Exercise requirements
Sift the listing for lines that hold the string "this" and pull them out.

Data shown
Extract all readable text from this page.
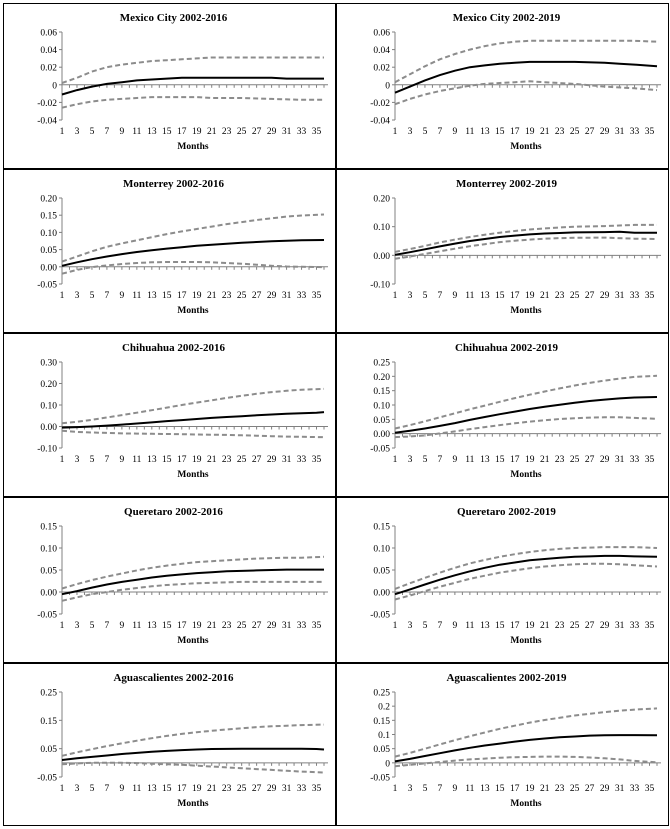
Mexico City 2002-2016
-0.04
-0.02
0
0.02
0.04
0.06
1 3 5 7 9 11 13 15 17 19 21 23 25 27 29 31 33 35
Months
Mexico City 2002-2019
-0.04
-0.02
0
0.02
0.04
0.06
1 3 5 7 9 11 13 15 17 19 21 23 25 27 29 31 33 35
Months
Monterrey 2002-2016
-0.05
0.00
0.05
0.10
0.15
0.20
1 3 5 7 9 11 13 15 17 19 21 23 25 27 29 31 33 35
Months
Monterrey 2002-2019
-0.10
0.00
0.10
0.20
1 3 5 7 9 11 13 15 17 19 21 23 25 27 29 31 33 35
Months
Chihuahua 2002-2016
-0.10
0.00
0.10
0.20
0.30
1 3 5 7 9 11 13 15 17 19 21 23 25 27 29 31 33 35
Months
Chihuahua 2002-2019
-0.05
0.00
0.05
0.10
0.15
0.20
0.25
1 3 5 7 9 11 13 15 17 19 21 23 25 27 29 31 33 35
Months
Queretaro 2002-2016
-0.05
0.00
0.05
0.10
0.15
1 3 5 7 9 11 13 15 17 19 21 23 25 27 29 31 33 35
Months
Queretaro 2002-2019
-0.05
0.00
0.05
0.10
0.15
1 3 5 7 9 11 13 15 17 19 21 23 25 27 29 31 33 35
Months
Aguascalientes 2002-2016
-0.05
0.05
0.15
0.25
1 3 5 7 9 11 13 15 17 19 21 23 25 27 29 31 33 35
Months
Aguascalientes 2002-2019
-0.05
0
0.05
0.1
0.15
0.2
0.25
1 3 5 7 9 11 13 15 17 19 21 23 25 27 29 31 33 35
Months
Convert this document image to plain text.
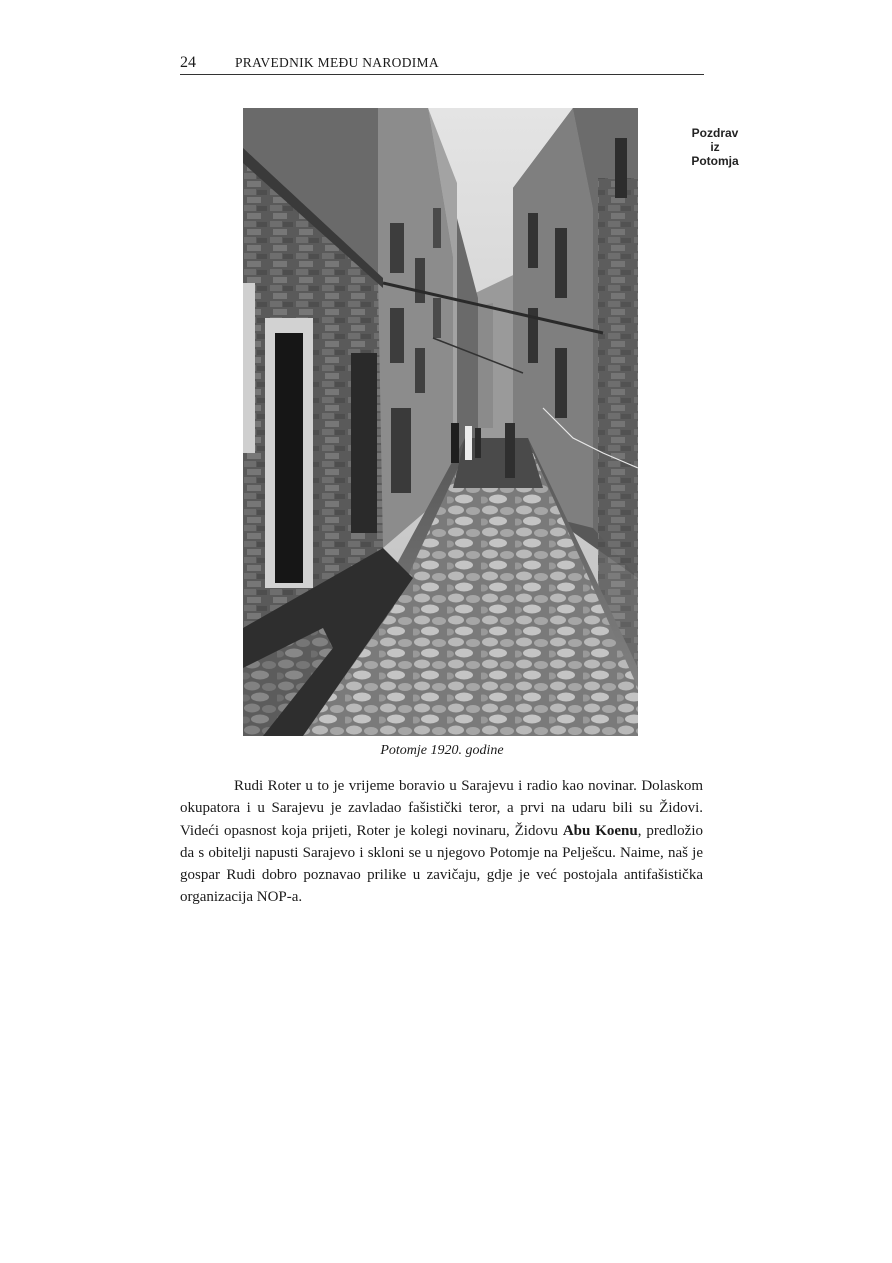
24	PRAVEDNIK MEĐU NARODIMA
Pozdrav
iz
Potomja
Potomje 1920. godine

Rudi Roter u to je vrijeme boravio u Sarajevu i radio kao novinar. Dolaskom okupatora i u Sarajevu je zavladao fašistički teror, a prvi na udaru bili su Židovi. Videći opasnost koja prijeti, Roter je kolegi novinaru, Židovu Abu Koenu, predložio da s obitelji napusti Sarajevo i skloni se u njegovo Potomje na Pelješcu. Naime, naš je gospar Rudi dobro poznavao prilike u zavičaju, gdje je već postojala antifašistička organizacija NOP-a.
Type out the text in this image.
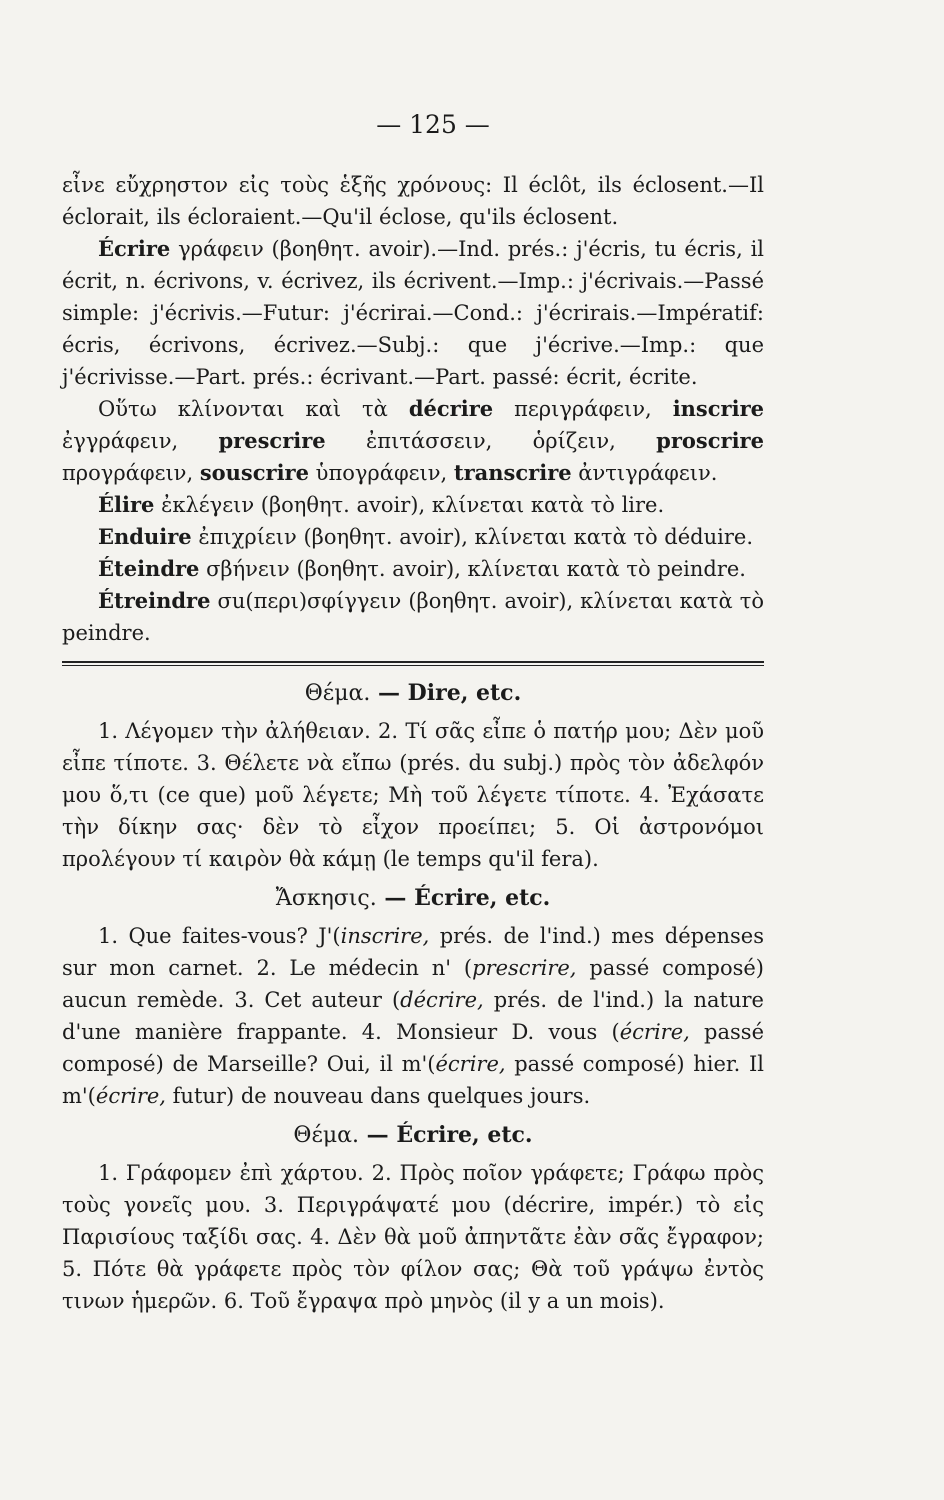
— 125 —

εἶνε εὔχρηστον εἰς τοὺς ἑξῆς χρόνους: Il éclôt, ils éclosent.—Il éclorait, ils écloraient.—Qu'il éclose, qu'ils éclosent.

Écrire γράφειν (βοηθητ. avoir).—Ind. prés.: j'écris, tu écris, il écrit, n. écrivons, v. écrivez, ils écrivent.—Imp.: j'écrivais.—Passé simple: j'écrivis.—Futur: j'écrirai.—Cond.: j'écrirais.—Impératif: écris, écrivons, écrivez.—Subj.: que j'écrive.—Imp.: que j'écrivisse.—Part. prés.: écrivant.—Part. passé: écrit, écrite.

Οὕτω κλίνονται καὶ τὰ décrire περιγράφειν, inscrire ἐγγράφειν, prescrire ἐπιτάσσειν, ὁρίζειν, proscrire προγράφειν, souscrire ὑπογράφειν, transcrire ἀντιγράφειν.

Élire ἐκλέγειν (βοηθητ. avoir), κλίνεται κατὰ τὸ lire.

Enduire ἐπιχρίειν (βοηθητ. avoir), κλίνεται κατὰ τὸ déduire.

Éteindre σβήνειν (βοηθητ. avoir), κλίνεται κατὰ τὸ peindre.

Étreindre σu(περι)σφίγγειν (βοηθητ. avoir), κλίνεται κατὰ τὸ peindre.

Θέμα. — Dire, etc.

1. Λέγομεν τὴν ἀλήθειαν. 2. Τί σᾶς εἶπε ὁ πατήρ μου; Δὲν μοῦ εἶπε τίποτε. 3. Θέλετε νὰ εἴπω (prés. du subj.) πρὸς τὸν ἀδελφόν μου ὅ,τι (ce que) μοῦ λέγετε; Μὴ τοῦ λέγετε τίποτε. 4. Ἐχάσατε τὴν δίκην σας· δὲν τὸ εἶχον προείπει; 5. Οἱ ἀστρονόμοι προλέγουν τί καιρὸν θὰ κάμῃ (le temps qu'il fera).

Ἄσκησις. — Écrire, etc.

1. Que faites-vous? J'(inscrire, prés. de l'ind.) mes dépenses sur mon carnet. 2. Le médecin n' (prescrire, passé composé) aucun remède. 3. Cet auteur (décrire, prés. de l'ind.) la nature d'une manière frappante. 4. Monsieur D. vous (écrire, passé composé) de Marseille? Oui, il m'(écrire, passé composé) hier. Il m'(écrire, futur) de nouveau dans quelques jours.

Θέμα. — Écrire, etc.

1. Γράφομεν ἐπὶ χάρτου. 2. Πρὸς ποῖον γράφετε; Γράφω πρὸς τοὺς γονεῖς μου. 3. Περιγράψατέ μου (décrire, impér.) τὸ εἰς Παρισίους ταξίδι σας. 4. Δὲν θὰ μοῦ ἀπηντᾶτε ἐὰν σᾶς ἔγραφον; 5. Πότε θὰ γράφετε πρὸς τὸν φίλον σας; Θὰ τοῦ γράψω ἐντὸς τινων ἡμερῶν. 6. Τοῦ ἔγραψα πρὸ μηνὸς (il y a un mois).
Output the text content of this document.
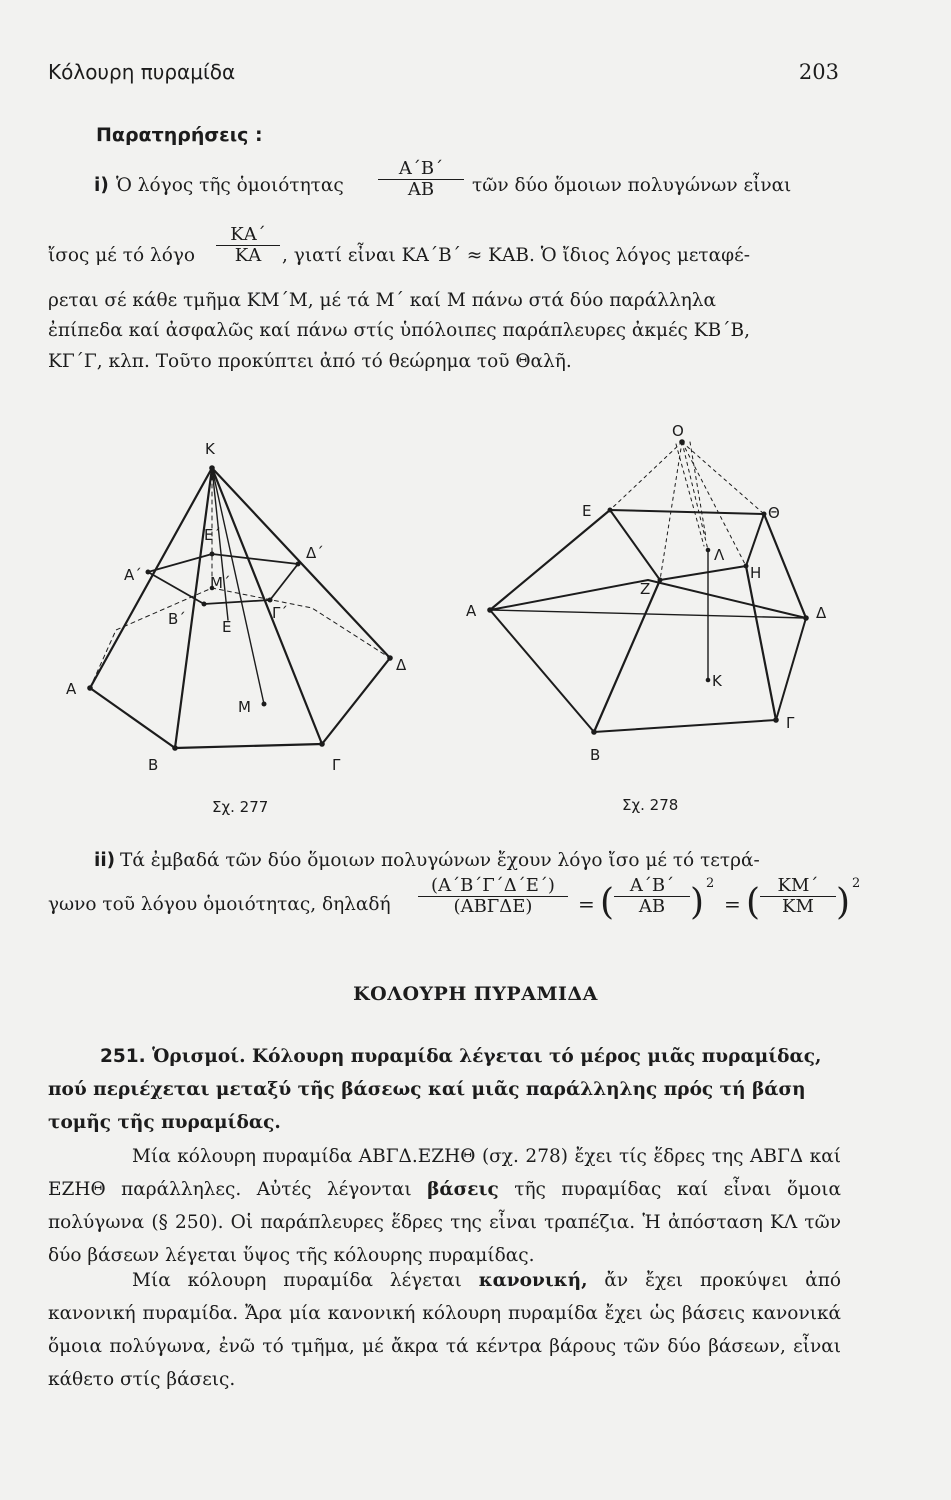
Κόλουρη πυραμίδα	203
Παρατηρήσεις :
i) Ὁ λόγος τῆς ὁμοιότητας $\frac{A΄B΄}{AB}$ τῶν δύο ὅμοιων πολυγώνων εἶναι
ἴσος μέ τό λόγο $\frac{KA΄}{KA}$ , γιατί εἶναι ΚΑ΄Β΄ ≈ ΚΑΒ. Ὁ ἴδιος λόγος μεταφέ-
ρεται σέ κάθε τμῆμα ΚΜ΄Μ, μέ τά Μ΄ καί Μ πάνω στά δύο παράλληλα
ἐπίπεδα καί ἀσφαλῶς καί πάνω στίς ὑπόλοιπες παράπλευρες ἀκμές ΚΒ΄Β,
ΚΓ΄Γ, κλπ. Τοῦτο προκύπτει ἀπό τό θεώρημα τοῦ Θαλῆ.
Κ
Α
Β	Γ
Δ
Ε
Α΄
Β΄	Γ΄
Δ΄
Ε΄
Μ
Μ΄
Σχ. 277
Ο
Α
Β
Γ
Δ
Ε
Ζ
Η
Θ
Κ
Λ
Σχ. 278
ii) Τά ἐμβαδά τῶν δύο ὅμοιων πολυγώνων ἔχουν λόγο ἴσο μέ τό τετρά-
γωνο τοῦ λόγου ὁμοιότητας, δηλαδή
(Α΄Β΄Γ΄Δ΄Ε΄)
(ΑΒΓΔΕ)	= ( $\frac{A΄B΄}{AB}$ ) 2
= ( $\frac{KM΄}{KM}$ ) 2
ΚΟΛΟΥΡΗ ΠΥΡΑΜΙΔΑ
251. Ὁρισμοί. Κόλουρη πυραμίδα λέγεται τό μέρος μιᾶς πυραμίδας,
πού περιέχεται μεταξύ τῆς βάσεως καί μιᾶς παράλληλης πρός τή βάση
τομῆς τῆς πυραμίδας.
Μία κόλουρη πυραμίδα ΑΒΓΔ.ΕΖΗΘ (σχ. 278) ἔχει τίς ἕδρες της ΑΒΓΔ καί ΕΖΗΘ παράλληλες. Αὐτές λέγονται βάσεις τῆς πυραμίδας καί εἶναι ὅμοια πολύγωνα (§ 250). Οἱ παράπλευρες ἕδρες της εἶναι τραπέζια. Ἡ ἀπόσταση ΚΛ τῶν δύο βάσεων λέγεται ὕψος τῆς κόλουρης πυραμίδας.
Μία κόλουρη πυραμίδα λέγεται κανονική, ἄν ἔχει προκύψει ἀπό κανονική πυραμίδα. Ἄρα μία κανονική κόλουρη πυραμίδα ἔχει ὡς βάσεις κανονικά ὅμοια πολύγωνα, ἐνῶ τό τμῆμα, μέ ἄκρα τά κέντρα βάρους τῶν δύο βάσεων, εἶναι κάθετο στίς βάσεις.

Full solution
Extract all readable text from this page.
Convert this document image to plain text.
Type out the text in this image.
Output the text content of this document.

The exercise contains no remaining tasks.